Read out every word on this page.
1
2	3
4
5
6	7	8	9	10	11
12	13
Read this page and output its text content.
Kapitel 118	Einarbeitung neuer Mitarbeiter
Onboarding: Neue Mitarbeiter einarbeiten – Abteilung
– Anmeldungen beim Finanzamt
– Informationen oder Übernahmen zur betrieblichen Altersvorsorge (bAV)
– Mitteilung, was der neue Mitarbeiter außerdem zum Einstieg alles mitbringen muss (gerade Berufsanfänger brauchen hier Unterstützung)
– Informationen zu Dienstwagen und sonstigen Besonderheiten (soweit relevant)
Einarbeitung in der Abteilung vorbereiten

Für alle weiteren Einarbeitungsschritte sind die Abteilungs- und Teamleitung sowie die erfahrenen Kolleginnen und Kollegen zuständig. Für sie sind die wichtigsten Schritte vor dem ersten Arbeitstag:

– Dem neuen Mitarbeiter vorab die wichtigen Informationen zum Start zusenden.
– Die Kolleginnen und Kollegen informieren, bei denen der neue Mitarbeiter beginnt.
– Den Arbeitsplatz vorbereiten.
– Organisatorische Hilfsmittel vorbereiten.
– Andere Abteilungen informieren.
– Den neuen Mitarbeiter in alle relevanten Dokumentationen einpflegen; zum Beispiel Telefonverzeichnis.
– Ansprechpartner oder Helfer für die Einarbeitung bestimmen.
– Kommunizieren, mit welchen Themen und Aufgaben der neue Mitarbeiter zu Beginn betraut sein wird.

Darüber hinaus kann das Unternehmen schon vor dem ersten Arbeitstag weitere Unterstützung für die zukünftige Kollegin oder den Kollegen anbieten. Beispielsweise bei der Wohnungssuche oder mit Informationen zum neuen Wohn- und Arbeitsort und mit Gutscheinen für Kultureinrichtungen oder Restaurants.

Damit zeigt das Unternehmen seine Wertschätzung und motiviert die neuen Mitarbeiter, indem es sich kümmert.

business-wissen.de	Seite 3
+ + + +
- **Aim**
Lines containing the string "Mitarbeiter" should be counted; reply with their number and nothing more.

- **The reply**
8